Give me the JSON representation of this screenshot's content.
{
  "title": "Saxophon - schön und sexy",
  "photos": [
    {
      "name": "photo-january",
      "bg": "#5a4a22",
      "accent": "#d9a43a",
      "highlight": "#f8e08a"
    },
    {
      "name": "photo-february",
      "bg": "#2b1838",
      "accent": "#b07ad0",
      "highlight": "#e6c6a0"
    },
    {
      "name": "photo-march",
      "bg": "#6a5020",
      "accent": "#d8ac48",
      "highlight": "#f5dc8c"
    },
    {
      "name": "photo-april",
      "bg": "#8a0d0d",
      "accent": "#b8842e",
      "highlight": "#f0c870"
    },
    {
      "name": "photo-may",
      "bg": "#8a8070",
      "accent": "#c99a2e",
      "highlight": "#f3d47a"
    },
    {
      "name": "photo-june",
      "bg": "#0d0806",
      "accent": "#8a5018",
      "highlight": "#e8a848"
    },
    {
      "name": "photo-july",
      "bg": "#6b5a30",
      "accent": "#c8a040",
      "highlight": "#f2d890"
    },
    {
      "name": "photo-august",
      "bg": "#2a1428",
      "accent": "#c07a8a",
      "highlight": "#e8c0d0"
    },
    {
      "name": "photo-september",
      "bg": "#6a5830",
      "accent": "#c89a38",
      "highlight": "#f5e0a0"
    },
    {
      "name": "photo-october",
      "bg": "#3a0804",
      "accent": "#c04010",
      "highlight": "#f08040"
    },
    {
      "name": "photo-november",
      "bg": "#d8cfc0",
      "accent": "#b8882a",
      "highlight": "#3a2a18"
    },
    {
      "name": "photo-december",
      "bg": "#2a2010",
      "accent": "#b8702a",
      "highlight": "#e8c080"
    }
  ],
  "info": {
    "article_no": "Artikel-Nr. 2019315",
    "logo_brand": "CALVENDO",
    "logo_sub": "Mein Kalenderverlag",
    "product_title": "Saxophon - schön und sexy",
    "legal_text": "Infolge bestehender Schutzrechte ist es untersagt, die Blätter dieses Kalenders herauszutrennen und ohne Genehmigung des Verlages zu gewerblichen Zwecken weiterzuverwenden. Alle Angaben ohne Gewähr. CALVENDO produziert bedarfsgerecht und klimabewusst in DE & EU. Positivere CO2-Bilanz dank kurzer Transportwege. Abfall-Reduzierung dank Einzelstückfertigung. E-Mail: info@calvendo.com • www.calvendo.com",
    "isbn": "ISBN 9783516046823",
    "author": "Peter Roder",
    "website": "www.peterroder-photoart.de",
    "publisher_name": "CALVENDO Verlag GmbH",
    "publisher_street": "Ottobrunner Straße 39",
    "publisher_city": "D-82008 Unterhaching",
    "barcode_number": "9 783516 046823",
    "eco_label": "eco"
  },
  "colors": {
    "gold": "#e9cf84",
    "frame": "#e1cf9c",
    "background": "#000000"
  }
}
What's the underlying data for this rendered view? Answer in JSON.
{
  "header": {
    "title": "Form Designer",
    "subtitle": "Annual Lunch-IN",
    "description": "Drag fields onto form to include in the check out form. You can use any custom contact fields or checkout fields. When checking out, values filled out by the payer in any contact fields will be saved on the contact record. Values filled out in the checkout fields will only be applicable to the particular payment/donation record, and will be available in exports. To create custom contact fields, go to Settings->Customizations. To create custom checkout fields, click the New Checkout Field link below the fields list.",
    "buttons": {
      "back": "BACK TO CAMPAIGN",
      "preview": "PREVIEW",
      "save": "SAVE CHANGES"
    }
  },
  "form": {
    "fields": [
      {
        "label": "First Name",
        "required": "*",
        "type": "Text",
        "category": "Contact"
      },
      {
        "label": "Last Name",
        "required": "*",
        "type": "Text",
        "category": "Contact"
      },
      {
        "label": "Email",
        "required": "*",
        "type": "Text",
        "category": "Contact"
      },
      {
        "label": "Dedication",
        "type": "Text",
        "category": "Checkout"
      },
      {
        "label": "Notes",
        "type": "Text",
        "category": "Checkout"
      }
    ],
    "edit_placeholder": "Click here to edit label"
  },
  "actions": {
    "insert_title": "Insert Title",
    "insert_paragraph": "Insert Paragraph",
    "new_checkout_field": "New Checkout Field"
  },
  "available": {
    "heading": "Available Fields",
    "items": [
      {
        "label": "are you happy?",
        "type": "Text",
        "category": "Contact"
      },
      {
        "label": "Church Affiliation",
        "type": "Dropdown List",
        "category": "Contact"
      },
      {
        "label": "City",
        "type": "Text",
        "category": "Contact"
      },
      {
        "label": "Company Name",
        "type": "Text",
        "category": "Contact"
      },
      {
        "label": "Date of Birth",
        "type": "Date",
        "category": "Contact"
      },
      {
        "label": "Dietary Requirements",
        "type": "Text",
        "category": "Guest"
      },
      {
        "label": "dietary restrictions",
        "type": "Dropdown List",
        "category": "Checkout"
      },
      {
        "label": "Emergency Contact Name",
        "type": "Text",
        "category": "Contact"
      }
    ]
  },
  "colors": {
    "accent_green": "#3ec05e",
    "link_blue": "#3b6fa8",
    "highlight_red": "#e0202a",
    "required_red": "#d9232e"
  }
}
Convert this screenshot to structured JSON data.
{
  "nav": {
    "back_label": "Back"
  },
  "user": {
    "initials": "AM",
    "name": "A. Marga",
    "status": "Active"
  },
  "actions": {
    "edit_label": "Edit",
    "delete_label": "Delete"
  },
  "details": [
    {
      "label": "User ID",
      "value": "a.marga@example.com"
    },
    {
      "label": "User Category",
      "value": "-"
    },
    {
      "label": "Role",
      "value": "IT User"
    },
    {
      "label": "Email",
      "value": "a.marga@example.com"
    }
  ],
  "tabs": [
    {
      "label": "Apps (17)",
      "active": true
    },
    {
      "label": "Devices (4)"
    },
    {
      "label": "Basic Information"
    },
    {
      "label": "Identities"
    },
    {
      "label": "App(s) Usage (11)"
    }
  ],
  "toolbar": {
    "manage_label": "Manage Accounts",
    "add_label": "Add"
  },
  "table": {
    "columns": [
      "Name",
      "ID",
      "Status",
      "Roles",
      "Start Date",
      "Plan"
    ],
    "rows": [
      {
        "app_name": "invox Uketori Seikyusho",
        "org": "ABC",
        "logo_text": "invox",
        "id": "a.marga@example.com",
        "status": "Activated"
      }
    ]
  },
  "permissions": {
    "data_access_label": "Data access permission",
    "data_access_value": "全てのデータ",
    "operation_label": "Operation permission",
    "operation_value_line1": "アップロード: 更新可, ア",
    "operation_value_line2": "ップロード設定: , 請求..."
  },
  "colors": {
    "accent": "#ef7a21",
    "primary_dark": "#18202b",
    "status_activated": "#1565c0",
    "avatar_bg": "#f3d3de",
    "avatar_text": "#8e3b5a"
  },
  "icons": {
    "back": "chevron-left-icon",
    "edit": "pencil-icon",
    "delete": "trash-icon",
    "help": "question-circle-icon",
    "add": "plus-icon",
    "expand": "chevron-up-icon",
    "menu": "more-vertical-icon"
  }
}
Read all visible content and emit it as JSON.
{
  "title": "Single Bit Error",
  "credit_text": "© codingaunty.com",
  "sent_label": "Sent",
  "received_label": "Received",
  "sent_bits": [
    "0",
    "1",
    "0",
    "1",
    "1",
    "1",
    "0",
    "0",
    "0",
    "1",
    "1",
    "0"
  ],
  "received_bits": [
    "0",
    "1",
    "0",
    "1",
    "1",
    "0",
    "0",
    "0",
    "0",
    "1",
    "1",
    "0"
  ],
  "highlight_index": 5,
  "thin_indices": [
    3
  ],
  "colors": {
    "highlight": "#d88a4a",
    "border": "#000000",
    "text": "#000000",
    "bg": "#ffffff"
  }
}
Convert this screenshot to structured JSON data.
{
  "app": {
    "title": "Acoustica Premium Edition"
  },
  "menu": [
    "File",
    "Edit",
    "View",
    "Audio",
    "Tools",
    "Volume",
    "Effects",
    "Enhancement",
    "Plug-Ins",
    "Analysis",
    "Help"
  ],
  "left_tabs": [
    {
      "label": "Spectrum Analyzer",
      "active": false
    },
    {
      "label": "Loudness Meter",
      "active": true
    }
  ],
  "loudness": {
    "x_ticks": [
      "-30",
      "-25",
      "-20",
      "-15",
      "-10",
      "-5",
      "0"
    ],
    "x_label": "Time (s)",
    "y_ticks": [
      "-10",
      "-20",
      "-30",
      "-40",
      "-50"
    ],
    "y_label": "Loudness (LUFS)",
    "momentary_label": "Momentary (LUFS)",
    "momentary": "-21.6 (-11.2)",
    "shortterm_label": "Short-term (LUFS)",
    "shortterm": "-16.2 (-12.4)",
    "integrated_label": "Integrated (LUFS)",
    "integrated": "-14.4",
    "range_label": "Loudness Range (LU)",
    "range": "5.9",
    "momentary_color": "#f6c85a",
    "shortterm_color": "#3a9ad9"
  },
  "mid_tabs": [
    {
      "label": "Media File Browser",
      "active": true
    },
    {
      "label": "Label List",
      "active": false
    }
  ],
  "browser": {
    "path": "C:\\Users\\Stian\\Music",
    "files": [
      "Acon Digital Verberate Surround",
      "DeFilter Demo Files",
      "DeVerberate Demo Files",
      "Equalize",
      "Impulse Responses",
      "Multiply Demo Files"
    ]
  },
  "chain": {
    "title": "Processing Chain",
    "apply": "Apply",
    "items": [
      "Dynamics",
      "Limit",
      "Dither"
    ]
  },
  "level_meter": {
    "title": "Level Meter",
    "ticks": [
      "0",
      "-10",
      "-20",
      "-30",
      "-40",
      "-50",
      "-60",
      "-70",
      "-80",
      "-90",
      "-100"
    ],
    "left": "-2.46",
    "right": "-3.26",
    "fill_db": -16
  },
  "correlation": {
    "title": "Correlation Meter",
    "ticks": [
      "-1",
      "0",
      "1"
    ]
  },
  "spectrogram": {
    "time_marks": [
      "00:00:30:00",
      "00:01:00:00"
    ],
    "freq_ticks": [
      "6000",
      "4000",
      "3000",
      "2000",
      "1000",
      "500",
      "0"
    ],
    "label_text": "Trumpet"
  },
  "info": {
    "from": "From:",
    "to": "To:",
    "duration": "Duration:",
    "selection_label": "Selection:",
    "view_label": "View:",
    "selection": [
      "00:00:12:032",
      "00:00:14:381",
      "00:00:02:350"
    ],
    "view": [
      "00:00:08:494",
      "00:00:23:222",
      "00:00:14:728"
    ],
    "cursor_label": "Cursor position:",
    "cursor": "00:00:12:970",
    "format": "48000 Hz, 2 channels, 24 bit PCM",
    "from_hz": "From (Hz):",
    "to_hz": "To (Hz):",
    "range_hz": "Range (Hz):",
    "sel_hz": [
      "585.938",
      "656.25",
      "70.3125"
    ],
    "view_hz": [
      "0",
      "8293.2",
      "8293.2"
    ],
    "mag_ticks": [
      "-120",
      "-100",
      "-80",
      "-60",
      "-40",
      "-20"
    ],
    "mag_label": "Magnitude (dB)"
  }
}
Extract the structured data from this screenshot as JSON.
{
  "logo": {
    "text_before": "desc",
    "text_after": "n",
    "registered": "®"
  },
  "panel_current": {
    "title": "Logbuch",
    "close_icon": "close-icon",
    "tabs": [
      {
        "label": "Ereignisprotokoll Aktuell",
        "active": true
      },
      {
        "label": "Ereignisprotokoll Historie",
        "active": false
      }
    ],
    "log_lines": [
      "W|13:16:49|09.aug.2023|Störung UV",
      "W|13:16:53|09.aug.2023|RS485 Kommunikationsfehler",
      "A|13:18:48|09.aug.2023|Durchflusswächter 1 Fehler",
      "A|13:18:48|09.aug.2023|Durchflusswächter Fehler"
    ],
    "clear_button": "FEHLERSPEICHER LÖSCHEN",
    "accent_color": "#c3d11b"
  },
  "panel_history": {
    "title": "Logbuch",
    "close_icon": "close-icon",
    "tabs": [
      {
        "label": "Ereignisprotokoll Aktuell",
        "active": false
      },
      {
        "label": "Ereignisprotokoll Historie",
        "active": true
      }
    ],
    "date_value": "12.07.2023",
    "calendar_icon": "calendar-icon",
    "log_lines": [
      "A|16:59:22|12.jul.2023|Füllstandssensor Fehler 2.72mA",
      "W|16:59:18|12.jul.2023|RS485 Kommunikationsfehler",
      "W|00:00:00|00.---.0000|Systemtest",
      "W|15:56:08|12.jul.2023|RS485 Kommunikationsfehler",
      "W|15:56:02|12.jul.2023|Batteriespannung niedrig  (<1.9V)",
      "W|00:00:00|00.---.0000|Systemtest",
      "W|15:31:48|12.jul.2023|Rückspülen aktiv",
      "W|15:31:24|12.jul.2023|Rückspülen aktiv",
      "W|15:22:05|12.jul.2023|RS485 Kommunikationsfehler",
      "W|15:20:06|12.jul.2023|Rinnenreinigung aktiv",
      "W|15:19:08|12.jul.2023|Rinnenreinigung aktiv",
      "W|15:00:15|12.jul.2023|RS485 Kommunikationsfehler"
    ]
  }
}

-.-.-

Copy each line above that contains the string "sexy".

  "title": "Saxophon - schön und sexy",
    "product_title": "Saxophon - schön und sexy",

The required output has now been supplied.